— Start Dataset records —

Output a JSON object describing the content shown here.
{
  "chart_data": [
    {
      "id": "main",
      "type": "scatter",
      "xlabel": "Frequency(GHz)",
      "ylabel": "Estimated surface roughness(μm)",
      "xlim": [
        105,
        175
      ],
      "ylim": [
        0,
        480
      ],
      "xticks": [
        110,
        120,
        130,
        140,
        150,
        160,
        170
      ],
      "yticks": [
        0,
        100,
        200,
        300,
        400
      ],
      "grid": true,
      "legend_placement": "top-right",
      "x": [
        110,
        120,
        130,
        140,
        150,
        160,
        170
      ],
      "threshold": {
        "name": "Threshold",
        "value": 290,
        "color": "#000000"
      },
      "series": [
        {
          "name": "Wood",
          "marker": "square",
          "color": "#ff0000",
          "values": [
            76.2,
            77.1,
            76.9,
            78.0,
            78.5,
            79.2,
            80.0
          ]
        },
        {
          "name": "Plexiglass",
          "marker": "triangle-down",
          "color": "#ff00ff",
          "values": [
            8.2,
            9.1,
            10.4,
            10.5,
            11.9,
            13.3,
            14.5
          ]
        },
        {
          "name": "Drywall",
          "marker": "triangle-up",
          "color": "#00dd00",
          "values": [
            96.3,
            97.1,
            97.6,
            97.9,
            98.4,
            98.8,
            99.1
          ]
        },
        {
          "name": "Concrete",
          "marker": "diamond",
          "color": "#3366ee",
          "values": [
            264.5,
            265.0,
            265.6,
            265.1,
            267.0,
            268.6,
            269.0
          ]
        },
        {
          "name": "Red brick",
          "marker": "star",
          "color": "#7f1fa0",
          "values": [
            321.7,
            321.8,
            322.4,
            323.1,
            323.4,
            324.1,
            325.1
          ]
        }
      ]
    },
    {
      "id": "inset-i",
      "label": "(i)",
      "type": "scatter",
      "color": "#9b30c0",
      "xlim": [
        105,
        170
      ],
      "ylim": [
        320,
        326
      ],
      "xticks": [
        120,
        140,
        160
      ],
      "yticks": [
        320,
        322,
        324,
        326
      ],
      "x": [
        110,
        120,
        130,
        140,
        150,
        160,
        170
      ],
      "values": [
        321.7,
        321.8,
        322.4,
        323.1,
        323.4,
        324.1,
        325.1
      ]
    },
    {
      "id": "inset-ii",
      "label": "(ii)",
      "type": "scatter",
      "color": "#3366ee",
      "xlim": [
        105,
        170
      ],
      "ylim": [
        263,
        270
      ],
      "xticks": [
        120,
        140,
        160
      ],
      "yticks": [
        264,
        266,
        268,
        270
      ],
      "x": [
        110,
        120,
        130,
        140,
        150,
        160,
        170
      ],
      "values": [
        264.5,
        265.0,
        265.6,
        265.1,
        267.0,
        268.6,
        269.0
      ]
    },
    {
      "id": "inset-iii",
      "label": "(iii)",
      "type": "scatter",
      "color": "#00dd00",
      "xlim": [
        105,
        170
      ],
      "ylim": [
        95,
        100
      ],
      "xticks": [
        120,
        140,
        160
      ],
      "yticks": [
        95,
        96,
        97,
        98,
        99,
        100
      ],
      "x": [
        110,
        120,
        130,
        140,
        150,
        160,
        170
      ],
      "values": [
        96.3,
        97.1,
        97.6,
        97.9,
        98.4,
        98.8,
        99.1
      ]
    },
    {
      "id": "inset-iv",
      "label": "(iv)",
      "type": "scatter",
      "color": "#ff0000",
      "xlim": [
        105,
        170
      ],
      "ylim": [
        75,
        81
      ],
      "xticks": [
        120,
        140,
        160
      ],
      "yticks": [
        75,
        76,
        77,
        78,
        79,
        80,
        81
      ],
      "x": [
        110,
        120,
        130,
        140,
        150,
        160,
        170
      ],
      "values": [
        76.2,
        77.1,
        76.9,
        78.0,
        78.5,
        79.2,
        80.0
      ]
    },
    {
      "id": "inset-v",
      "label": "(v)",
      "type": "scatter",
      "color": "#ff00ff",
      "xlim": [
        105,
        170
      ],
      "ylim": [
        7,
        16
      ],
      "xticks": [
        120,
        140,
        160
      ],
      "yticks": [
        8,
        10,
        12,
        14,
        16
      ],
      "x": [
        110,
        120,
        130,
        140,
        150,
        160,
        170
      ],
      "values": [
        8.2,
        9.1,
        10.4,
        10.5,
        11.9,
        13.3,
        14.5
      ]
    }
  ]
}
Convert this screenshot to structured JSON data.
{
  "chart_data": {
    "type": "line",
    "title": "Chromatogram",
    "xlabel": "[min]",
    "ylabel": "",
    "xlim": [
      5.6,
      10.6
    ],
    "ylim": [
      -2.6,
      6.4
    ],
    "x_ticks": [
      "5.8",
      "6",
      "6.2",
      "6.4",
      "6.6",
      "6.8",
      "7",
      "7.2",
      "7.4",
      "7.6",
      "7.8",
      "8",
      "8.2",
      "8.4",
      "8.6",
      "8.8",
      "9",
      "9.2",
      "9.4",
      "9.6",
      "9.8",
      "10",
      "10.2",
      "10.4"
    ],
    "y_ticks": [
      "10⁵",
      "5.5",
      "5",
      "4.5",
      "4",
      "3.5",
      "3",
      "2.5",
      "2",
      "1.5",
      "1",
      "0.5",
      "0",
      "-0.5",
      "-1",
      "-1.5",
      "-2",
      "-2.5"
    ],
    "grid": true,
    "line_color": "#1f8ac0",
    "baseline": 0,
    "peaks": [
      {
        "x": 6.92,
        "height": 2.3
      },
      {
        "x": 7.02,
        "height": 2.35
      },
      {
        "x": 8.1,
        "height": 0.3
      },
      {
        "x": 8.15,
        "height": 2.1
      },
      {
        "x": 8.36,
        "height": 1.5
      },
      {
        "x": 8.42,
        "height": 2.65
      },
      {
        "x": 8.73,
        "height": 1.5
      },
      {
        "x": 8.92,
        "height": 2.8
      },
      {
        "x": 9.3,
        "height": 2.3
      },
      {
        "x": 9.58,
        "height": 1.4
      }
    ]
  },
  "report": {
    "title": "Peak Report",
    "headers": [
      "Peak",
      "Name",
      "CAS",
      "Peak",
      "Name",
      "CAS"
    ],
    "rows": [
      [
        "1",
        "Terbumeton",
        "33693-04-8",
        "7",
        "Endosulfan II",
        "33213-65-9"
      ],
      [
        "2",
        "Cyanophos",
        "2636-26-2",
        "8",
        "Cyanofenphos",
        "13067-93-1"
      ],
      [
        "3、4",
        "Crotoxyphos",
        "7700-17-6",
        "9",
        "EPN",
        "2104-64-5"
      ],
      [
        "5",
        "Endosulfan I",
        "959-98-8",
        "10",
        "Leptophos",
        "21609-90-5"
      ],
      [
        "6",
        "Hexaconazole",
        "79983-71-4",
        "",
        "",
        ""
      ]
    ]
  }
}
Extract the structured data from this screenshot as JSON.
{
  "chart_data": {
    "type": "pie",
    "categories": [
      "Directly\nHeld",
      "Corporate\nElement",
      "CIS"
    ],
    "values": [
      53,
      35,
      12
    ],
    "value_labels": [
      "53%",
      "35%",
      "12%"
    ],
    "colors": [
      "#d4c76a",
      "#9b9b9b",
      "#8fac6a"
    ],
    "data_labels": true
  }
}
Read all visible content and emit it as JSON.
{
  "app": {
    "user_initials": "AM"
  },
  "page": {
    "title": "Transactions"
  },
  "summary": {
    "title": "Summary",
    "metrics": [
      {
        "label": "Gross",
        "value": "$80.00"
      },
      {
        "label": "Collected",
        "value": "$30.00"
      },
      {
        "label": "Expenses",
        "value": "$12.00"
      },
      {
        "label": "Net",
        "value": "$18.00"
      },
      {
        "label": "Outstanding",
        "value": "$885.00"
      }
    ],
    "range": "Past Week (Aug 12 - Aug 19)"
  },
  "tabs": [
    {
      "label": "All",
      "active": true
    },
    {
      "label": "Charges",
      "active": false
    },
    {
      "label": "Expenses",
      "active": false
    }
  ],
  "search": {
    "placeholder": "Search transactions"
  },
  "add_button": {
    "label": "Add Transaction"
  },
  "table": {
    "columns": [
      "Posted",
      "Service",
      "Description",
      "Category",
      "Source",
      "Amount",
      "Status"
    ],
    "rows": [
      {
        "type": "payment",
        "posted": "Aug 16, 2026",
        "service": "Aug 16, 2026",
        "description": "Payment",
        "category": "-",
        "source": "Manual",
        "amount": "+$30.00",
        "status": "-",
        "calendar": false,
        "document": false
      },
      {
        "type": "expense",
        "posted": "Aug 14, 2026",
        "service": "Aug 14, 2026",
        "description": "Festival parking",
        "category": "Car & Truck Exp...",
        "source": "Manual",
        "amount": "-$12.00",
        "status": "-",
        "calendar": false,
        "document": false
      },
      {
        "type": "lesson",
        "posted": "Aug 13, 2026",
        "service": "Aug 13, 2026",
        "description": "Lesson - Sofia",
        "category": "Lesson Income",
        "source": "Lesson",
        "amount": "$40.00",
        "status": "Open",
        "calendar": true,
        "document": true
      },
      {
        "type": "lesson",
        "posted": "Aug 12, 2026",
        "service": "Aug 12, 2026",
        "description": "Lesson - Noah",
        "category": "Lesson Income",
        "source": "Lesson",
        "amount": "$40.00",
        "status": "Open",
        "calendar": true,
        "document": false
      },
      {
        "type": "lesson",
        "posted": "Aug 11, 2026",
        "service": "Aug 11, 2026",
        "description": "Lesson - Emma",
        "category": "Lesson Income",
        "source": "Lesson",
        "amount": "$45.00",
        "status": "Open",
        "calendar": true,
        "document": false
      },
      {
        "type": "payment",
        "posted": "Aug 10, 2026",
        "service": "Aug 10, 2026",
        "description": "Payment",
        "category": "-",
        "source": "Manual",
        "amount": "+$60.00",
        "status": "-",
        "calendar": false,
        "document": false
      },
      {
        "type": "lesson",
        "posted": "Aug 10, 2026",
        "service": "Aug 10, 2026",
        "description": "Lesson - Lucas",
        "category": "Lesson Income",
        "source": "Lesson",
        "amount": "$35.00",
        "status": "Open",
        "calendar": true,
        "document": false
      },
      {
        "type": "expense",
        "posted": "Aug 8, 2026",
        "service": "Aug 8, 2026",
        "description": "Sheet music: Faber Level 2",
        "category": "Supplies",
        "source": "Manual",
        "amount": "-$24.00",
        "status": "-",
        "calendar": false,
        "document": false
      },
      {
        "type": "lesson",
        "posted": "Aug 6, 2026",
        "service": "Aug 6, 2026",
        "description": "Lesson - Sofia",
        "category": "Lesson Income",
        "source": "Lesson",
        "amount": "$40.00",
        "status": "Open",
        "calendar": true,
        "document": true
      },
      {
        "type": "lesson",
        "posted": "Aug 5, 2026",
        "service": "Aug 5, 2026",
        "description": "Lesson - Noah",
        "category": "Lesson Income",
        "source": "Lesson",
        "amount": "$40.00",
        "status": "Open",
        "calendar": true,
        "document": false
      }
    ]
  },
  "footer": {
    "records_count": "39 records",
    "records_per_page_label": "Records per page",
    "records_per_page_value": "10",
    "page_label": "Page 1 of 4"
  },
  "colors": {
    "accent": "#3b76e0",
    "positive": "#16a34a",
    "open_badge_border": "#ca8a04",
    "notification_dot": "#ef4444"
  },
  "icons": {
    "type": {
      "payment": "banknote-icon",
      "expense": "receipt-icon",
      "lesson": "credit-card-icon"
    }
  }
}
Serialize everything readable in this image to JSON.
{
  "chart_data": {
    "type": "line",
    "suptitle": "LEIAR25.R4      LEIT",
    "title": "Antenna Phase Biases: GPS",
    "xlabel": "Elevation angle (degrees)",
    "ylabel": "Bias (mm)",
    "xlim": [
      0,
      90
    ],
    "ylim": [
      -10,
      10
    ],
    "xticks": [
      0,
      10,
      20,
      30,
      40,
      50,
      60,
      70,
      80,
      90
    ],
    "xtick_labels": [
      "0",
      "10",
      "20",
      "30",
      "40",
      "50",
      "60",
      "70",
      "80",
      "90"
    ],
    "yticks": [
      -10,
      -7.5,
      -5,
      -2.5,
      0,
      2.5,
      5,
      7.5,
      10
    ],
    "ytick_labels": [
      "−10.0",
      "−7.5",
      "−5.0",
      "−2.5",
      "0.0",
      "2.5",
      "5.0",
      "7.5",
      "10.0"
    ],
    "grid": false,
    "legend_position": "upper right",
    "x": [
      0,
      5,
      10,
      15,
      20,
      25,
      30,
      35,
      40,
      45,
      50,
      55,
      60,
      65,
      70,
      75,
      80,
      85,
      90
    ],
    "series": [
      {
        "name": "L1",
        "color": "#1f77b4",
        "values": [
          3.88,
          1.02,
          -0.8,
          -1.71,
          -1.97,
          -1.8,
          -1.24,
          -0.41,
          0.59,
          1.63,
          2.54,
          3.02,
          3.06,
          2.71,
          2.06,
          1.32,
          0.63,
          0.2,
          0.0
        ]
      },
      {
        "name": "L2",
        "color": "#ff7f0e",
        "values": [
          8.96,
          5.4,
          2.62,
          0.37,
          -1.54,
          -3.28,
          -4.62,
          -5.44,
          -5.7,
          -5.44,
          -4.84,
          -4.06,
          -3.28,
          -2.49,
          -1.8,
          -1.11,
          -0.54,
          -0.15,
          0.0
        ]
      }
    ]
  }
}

— End Dataset records —

## What this task involves:
In the listing above, find the line with "Serialize everything readable" and set down that line and all after it exactly, through the final line.

## Answer to this task:
Serialize everything readable in this image to JSON.
{
  "chart_data": {
    "type": "line",
    "suptitle": "LEIAR25.R4      LEIT",
    "title": "Antenna Phase Biases: GPS",
    "xlabel": "Elevation angle (degrees)",
    "ylabel": "Bias (mm)",
    "xlim": [
      0,
      90
    ],
    "ylim": [
      -10,
      10
    ],
    "xticks": [
      0,
      10,
      20,
      30,
      40,
      50,
      60,
      70,
      80,
      90
    ],
    "xtick_labels": [
      "0",
      "10",
      "20",
      "30",
      "40",
      "50",
      "60",
      "70",
      "80",
      "90"
    ],
    "yticks": [
      -10,
      -7.5,
      -5,
      -2.5,
      0,
      2.5,
      5,
      7.5,
      10
    ],
    "ytick_labels": [
      "−10.0",
      "−7.5",
      "−5.0",
      "−2.5",
      "0.0",
      "2.5",
      "5.0",
      "7.5",
      "10.0"
    ],
    "grid": false,
    "legend_position": "upper right",
    "x": [
      0,
      5,
      10,
      15,
      20,
      25,
      30,
      35,
      40,
      45,
      50,
      55,
      60,
      65,
      70,
      75,
      80,
      85,
      90
    ],
    "series": [
      {
        "name": "L1",
        "color": "#1f77b4",
        "values": [
          3.88,
          1.02,
          -0.8,
          -1.71,
          -1.97,
          -1.8,
          -1.24,
          -0.41,
          0.59,
          1.63,
          2.54,
          3.02,
          3.06,
          2.71,
          2.06,
          1.32,
          0.63,
          0.2,
          0.0
        ]
      },
      {
        "name": "L2",
        "color": "#ff7f0e",
        "values": [
          8.96,
          5.4,
          2.62,
          0.37,
          -1.54,
          -3.28,
          -4.62,
          -5.44,
          -5.7,
          -5.44,
          -4.84,
          -4.06,
          -3.28,
          -2.49,
          -1.8,
          -1.11,
          -0.54,
          -0.15,
          0.0
        ]
      }
    ]
  }
}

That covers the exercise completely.